**Given instruction**
All of the data below should be written out exactly.

++++ Material provided ++++

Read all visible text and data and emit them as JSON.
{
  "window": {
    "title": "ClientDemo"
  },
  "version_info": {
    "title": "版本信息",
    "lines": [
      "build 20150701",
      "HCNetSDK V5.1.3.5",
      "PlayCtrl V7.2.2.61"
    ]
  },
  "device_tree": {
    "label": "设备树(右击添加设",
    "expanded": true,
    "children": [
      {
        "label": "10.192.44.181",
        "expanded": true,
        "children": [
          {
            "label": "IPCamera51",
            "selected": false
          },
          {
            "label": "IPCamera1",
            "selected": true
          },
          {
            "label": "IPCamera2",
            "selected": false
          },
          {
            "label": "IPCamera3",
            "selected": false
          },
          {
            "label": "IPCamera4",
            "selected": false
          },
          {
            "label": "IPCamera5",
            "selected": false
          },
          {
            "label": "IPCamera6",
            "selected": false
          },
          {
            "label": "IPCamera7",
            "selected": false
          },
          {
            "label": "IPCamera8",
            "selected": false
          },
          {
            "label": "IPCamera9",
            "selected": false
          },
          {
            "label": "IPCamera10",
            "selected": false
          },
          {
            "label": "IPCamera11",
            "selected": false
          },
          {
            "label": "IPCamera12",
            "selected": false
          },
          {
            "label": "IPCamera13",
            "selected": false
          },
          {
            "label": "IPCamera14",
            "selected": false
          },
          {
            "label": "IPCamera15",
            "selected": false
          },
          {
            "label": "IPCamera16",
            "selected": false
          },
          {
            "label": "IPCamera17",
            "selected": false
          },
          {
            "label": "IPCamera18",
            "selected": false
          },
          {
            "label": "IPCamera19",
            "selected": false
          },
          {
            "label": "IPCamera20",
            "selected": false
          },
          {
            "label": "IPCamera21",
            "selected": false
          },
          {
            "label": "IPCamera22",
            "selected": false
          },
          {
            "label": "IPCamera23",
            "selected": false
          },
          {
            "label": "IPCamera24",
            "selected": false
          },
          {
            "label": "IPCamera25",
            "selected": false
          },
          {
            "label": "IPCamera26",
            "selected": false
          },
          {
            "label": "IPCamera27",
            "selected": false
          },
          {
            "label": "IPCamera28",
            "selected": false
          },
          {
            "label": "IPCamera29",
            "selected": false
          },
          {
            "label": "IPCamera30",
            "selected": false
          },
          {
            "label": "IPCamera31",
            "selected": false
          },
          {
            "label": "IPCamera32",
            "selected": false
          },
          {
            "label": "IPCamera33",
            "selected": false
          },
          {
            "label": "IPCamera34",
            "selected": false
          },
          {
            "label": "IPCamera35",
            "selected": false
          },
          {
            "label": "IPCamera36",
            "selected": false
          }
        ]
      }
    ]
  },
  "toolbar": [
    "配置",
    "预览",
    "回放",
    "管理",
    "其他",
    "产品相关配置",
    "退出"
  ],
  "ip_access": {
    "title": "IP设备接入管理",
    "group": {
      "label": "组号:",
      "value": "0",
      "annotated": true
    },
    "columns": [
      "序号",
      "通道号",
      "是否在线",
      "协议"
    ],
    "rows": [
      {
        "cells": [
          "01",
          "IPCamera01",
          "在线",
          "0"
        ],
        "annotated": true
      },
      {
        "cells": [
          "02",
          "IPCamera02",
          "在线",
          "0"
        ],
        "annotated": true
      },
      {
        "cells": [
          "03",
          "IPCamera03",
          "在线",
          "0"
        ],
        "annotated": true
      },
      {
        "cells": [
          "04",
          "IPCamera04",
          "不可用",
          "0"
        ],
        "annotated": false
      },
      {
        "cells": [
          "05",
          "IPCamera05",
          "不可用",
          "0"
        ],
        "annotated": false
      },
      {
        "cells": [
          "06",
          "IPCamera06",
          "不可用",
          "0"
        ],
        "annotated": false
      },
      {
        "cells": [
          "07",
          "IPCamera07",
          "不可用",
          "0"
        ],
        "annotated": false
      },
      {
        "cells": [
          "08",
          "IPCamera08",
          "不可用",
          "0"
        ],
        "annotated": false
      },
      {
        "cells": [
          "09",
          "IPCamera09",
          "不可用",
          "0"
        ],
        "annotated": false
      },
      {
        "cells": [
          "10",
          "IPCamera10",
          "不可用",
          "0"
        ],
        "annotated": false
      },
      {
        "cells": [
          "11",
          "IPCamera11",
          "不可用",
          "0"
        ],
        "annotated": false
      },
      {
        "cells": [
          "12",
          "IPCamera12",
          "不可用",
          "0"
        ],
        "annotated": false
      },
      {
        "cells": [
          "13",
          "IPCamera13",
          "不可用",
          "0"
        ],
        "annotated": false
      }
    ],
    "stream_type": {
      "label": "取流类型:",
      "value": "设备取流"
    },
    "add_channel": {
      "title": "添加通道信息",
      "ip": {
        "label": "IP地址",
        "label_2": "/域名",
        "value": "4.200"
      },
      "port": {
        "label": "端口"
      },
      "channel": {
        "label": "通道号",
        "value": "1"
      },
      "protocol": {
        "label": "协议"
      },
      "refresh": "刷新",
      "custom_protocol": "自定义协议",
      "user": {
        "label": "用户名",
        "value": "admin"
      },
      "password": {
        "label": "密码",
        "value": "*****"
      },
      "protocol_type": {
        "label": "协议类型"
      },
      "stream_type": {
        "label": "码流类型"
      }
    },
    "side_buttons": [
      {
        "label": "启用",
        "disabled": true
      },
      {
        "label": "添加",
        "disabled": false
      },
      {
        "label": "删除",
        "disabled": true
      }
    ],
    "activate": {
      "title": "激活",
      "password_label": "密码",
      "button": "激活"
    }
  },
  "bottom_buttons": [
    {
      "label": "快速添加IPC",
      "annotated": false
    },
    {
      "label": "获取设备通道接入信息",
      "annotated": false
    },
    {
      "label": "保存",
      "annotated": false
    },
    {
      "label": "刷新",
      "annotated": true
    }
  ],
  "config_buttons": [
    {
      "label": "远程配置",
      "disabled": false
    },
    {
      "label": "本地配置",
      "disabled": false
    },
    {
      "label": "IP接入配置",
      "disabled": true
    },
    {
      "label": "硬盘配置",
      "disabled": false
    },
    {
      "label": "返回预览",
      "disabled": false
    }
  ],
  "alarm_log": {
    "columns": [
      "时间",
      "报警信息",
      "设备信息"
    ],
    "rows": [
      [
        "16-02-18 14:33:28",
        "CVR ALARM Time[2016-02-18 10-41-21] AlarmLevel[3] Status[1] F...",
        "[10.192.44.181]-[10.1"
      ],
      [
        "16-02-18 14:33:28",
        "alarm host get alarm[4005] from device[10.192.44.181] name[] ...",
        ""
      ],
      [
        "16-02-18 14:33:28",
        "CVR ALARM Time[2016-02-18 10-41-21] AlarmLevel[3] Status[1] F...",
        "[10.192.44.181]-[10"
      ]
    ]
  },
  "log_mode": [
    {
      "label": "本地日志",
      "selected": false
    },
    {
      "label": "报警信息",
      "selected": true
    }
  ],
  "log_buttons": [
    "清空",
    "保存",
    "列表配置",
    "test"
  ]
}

++++

**Output for this task**
Read all visible text and data and emit them as JSON.
{
  "window": {
    "title": "ClientDemo"
  },
  "version_info": {
    "title": "版本信息",
    "lines": [
      "build 20150701",
      "HCNetSDK V5.1.3.5",
      "PlayCtrl V7.2.2.61"
    ]
  },
  "device_tree": {
    "label": "设备树(右击添加设",
    "expanded": true,
    "children": [
      {
        "label": "10.192.44.181",
        "expanded": true,
        "children": [
          {
            "label": "IPCamera51",
            "selected": false
          },
          {
            "label": "IPCamera1",
            "selected": true
          },
          {
            "label": "IPCamera2",
            "selected": false
          },
          {
            "label": "IPCamera3",
            "selected": false
          },
          {
            "label": "IPCamera4",
            "selected": false
          },
          {
            "label": "IPCamera5",
            "selected": false
          },
          {
            "label": "IPCamera6",
            "selected": false
          },
          {
            "label": "IPCamera7",
            "selected": false
          },
          {
            "label": "IPCamera8",
            "selected": false
          },
          {
            "label": "IPCamera9",
            "selected": false
          },
          {
            "label": "IPCamera10",
            "selected": false
          },
          {
            "label": "IPCamera11",
            "selected": false
          },
          {
            "label": "IPCamera12",
            "selected": false
          },
          {
            "label": "IPCamera13",
            "selected": false
          },
          {
            "label": "IPCamera14",
            "selected": false
          },
          {
            "label": "IPCamera15",
            "selected": false
          },
          {
            "label": "IPCamera16",
            "selected": false
          },
          {
            "label": "IPCamera17",
            "selected": false
          },
          {
            "label": "IPCamera18",
            "selected": false
          },
          {
            "label": "IPCamera19",
            "selected": false
          },
          {
            "label": "IPCamera20",
            "selected": false
          },
          {
            "label": "IPCamera21",
            "selected": false
          },
          {
            "label": "IPCamera22",
            "selected": false
          },
          {
            "label": "IPCamera23",
            "selected": false
          },
          {
            "label": "IPCamera24",
            "selected": false
          },
          {
            "label": "IPCamera25",
            "selected": false
          },
          {
            "label": "IPCamera26",
            "selected": false
          },
          {
            "label": "IPCamera27",
            "selected": false
          },
          {
            "label": "IPCamera28",
            "selected": false
          },
          {
            "label": "IPCamera29",
            "selected": false
          },
          {
            "label": "IPCamera30",
            "selected": false
          },
          {
            "label": "IPCamera31",
            "selected": false
          },
          {
            "label": "IPCamera32",
            "selected": false
          },
          {
            "label": "IPCamera33",
            "selected": false
          },
          {
            "label": "IPCamera34",
            "selected": false
          },
          {
            "label": "IPCamera35",
            "selected": false
          },
          {
            "label": "IPCamera36",
            "selected": false
          }
        ]
      }
    ]
  },
  "toolbar": [
    "配置",
    "预览",
    "回放",
    "管理",
    "其他",
    "产品相关配置",
    "退出"
  ],
  "ip_access": {
    "title": "IP设备接入管理",
    "group": {
      "label": "组号:",
      "value": "0",
      "annotated": true
    },
    "columns": [
      "序号",
      "通道号",
      "是否在线",
      "协议"
    ],
    "rows": [
      {
        "cells": [
          "01",
          "IPCamera01",
          "在线",
          "0"
        ],
        "annotated": true
      },
      {
        "cells": [
          "02",
          "IPCamera02",
          "在线",
          "0"
        ],
        "annotated": true
      },
      {
        "cells": [
          "03",
          "IPCamera03",
          "在线",
          "0"
        ],
        "annotated": true
      },
      {
        "cells": [
          "04",
          "IPCamera04",
          "不可用",
          "0"
        ],
        "annotated": false
      },
      {
        "cells": [
          "05",
          "IPCamera05",
          "不可用",
          "0"
        ],
        "annotated": false
      },
      {
        "cells": [
          "06",
          "IPCamera06",
          "不可用",
          "0"
        ],
        "annotated": false
      },
      {
        "cells": [
          "07",
          "IPCamera07",
          "不可用",
          "0"
        ],
        "annotated": false
      },
      {
        "cells": [
          "08",
          "IPCamera08",
          "不可用",
          "0"
        ],
        "annotated": false
      },
      {
        "cells": [
          "09",
          "IPCamera09",
          "不可用",
          "0"
        ],
        "annotated": false
      },
      {
        "cells": [
          "10",
          "IPCamera10",
          "不可用",
          "0"
        ],
        "annotated": false
      },
      {
        "cells": [
          "11",
          "IPCamera11",
          "不可用",
          "0"
        ],
        "annotated": false
      },
      {
        "cells": [
          "12",
          "IPCamera12",
          "不可用",
          "0"
        ],
        "annotated": false
      },
      {
        "cells": [
          "13",
          "IPCamera13",
          "不可用",
          "0"
        ],
        "annotated": false
      }
    ],
    "stream_type": {
      "label": "取流类型:",
      "value": "设备取流"
    },
    "add_channel": {
      "title": "添加通道信息",
      "ip": {
        "label": "IP地址",
        "label_2": "/域名",
        "value": "4.200"
      },
      "port": {
        "label": "端口"
      },
      "channel": {
        "label": "通道号",
        "value": "1"
      },
      "protocol": {
        "label": "协议"
      },
      "refresh": "刷新",
      "custom_protocol": "自定义协议",
      "user": {
        "label": "用户名",
        "value": "admin"
      },
      "password": {
        "label": "密码",
        "value": "*****"
      },
      "protocol_type": {
        "label": "协议类型"
      },
      "stream_type": {
        "label": "码流类型"
      }
    },
    "side_buttons": [
      {
        "label": "启用",
        "disabled": true
      },
      {
        "label": "添加",
        "disabled": false
      },
      {
        "label": "删除",
        "disabled": true
      }
    ],
    "activate": {
      "title": "激活",
      "password_label": "密码",
      "button": "激活"
    }
  },
  "bottom_buttons": [
    {
      "label": "快速添加IPC",
      "annotated": false
    },
    {
      "label": "获取设备通道接入信息",
      "annotated": false
    },
    {
      "label": "保存",
      "annotated": false
    },
    {
      "label": "刷新",
      "annotated": true
    }
  ],
  "config_buttons": [
    {
      "label": "远程配置",
      "disabled": false
    },
    {
      "label": "本地配置",
      "disabled": false
    },
    {
      "label": "IP接入配置",
      "disabled": true
    },
    {
      "label": "硬盘配置",
      "disabled": false
    },
    {
      "label": "返回预览",
      "disabled": false
    }
  ],
  "alarm_log": {
    "columns": [
      "时间",
      "报警信息",
      "设备信息"
    ],
    "rows": [
      [
        "16-02-18 14:33:28",
        "CVR ALARM Time[2016-02-18 10-41-21] AlarmLevel[3] Status[1] F...",
        "[10.192.44.181]-[10.1"
      ],
      [
        "16-02-18 14:33:28",
        "alarm host get alarm[4005] from device[10.192.44.181] name[] ...",
        ""
      ],
      [
        "16-02-18 14:33:28",
        "CVR ALARM Time[2016-02-18 10-41-21] AlarmLevel[3] Status[1] F...",
        "[10.192.44.181]-[10"
      ]
    ]
  },
  "log_mode": [
    {
      "label": "本地日志",
      "selected": false
    },
    {
      "label": "报警信息",
      "selected": true
    }
  ],
  "log_buttons": [
    "清空",
    "保存",
    "列表配置",
    "test"
  ]
}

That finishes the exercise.